%%

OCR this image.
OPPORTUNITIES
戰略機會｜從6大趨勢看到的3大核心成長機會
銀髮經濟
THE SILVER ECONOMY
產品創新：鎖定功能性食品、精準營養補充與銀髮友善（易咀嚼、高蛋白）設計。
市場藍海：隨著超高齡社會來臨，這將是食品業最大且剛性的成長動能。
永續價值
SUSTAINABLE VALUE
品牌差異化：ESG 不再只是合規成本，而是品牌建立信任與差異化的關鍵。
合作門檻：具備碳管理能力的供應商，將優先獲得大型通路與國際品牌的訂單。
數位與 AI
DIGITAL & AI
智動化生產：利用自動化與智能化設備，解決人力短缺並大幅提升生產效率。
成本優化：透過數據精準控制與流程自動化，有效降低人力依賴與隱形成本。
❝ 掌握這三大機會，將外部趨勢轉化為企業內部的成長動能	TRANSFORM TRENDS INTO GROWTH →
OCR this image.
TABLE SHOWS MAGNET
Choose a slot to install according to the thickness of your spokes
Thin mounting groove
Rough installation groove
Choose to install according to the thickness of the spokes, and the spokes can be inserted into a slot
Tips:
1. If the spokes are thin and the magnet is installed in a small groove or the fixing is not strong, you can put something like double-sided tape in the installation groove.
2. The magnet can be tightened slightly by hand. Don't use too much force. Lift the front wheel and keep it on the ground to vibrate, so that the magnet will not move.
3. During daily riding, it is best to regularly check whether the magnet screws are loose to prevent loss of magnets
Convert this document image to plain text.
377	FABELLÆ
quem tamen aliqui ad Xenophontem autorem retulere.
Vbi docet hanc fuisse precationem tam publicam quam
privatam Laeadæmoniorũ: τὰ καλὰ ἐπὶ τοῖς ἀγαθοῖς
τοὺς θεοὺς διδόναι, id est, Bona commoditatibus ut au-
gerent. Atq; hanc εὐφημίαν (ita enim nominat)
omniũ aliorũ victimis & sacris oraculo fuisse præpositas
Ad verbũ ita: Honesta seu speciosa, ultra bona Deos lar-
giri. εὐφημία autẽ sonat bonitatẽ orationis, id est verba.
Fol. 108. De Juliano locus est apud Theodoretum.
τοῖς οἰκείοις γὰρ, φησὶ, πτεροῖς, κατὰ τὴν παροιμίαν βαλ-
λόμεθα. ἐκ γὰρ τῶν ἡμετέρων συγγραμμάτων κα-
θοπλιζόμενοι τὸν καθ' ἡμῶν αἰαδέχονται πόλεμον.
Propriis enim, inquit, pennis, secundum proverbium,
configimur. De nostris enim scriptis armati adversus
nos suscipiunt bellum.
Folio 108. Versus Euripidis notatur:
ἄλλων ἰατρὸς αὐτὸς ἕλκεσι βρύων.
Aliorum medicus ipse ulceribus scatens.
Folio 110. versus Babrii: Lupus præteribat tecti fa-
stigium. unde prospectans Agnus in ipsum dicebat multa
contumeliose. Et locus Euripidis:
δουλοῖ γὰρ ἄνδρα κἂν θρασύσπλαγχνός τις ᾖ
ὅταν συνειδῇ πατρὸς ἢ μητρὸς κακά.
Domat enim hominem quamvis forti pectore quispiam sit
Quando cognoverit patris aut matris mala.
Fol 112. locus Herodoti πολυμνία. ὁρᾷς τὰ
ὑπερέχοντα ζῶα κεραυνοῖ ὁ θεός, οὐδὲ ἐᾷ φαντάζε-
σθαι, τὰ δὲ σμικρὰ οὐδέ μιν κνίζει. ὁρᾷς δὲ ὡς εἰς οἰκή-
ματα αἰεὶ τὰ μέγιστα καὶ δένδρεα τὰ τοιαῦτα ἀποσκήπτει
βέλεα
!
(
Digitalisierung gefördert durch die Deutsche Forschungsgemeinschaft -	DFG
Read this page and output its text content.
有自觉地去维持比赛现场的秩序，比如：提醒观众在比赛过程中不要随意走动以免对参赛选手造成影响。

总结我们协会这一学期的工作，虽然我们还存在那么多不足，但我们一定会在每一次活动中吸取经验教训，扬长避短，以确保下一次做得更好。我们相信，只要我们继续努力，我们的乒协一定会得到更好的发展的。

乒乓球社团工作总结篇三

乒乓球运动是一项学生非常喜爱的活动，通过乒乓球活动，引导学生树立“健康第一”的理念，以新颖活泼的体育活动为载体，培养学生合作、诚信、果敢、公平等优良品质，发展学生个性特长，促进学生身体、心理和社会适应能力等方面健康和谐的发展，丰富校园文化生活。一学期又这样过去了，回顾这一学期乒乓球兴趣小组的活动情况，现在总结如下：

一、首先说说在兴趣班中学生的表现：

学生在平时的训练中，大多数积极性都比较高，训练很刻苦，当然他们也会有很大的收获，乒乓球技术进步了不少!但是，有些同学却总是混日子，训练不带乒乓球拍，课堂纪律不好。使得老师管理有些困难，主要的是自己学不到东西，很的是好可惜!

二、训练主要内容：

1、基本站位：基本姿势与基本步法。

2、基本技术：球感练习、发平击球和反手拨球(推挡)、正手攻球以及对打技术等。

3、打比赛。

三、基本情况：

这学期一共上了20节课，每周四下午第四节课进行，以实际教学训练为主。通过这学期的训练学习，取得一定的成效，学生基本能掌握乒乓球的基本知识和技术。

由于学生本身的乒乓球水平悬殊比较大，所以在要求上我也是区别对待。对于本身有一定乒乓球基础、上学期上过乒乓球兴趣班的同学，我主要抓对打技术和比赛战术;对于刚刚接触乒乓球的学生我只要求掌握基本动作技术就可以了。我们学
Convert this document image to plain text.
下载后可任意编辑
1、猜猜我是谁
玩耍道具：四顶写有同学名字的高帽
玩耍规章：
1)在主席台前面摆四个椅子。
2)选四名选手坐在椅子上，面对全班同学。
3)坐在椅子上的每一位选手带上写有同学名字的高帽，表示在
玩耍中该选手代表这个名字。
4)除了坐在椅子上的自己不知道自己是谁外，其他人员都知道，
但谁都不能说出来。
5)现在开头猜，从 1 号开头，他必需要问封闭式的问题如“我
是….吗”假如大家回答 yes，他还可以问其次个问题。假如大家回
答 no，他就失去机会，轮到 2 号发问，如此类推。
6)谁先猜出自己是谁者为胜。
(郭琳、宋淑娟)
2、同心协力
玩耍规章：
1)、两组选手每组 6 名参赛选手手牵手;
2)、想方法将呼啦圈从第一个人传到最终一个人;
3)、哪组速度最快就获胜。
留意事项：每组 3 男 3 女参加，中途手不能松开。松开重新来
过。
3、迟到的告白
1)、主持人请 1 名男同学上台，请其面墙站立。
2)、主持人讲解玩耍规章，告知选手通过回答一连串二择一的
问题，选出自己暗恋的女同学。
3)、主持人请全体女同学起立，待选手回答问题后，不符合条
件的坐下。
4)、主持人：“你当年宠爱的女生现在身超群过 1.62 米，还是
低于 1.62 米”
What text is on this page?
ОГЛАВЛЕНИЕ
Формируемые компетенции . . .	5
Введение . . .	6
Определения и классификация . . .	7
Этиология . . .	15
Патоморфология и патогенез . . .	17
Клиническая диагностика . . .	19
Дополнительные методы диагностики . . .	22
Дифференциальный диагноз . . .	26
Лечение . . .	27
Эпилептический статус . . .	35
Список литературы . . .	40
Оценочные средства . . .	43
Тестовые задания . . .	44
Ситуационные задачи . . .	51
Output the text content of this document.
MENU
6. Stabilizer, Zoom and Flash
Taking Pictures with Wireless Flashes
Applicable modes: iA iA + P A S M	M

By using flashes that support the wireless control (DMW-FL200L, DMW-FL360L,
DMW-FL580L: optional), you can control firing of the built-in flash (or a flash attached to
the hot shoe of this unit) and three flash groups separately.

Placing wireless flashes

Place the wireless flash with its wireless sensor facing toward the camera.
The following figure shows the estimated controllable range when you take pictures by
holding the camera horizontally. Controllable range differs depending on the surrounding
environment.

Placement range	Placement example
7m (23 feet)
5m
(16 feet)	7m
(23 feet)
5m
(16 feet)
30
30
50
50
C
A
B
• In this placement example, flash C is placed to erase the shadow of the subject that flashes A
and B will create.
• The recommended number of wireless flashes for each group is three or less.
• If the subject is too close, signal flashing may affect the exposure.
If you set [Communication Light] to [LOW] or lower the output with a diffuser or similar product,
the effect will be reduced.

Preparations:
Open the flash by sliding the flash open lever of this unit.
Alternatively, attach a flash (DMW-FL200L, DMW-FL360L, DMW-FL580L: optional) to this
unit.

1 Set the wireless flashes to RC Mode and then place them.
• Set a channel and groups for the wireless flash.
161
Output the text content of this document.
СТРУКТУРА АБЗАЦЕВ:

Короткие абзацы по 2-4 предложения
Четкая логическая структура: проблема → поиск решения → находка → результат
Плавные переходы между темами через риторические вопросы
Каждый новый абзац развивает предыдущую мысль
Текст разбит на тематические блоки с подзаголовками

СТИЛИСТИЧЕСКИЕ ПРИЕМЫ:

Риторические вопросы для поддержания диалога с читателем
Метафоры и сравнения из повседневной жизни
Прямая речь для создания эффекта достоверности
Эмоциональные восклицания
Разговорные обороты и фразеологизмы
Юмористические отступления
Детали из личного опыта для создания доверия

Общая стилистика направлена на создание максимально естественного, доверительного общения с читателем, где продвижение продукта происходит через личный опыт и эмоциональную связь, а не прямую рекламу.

%%

List the lines of the records where "will" occurs.

SOLUTION FOR THIS EXERCISE>
2. The magnet can be tightened slightly by hand. Don't use too much force. Lift the front wheel and keep it on the ground to vibrate, so that the magnet will not move.
and B will create.
the effect will be reduced.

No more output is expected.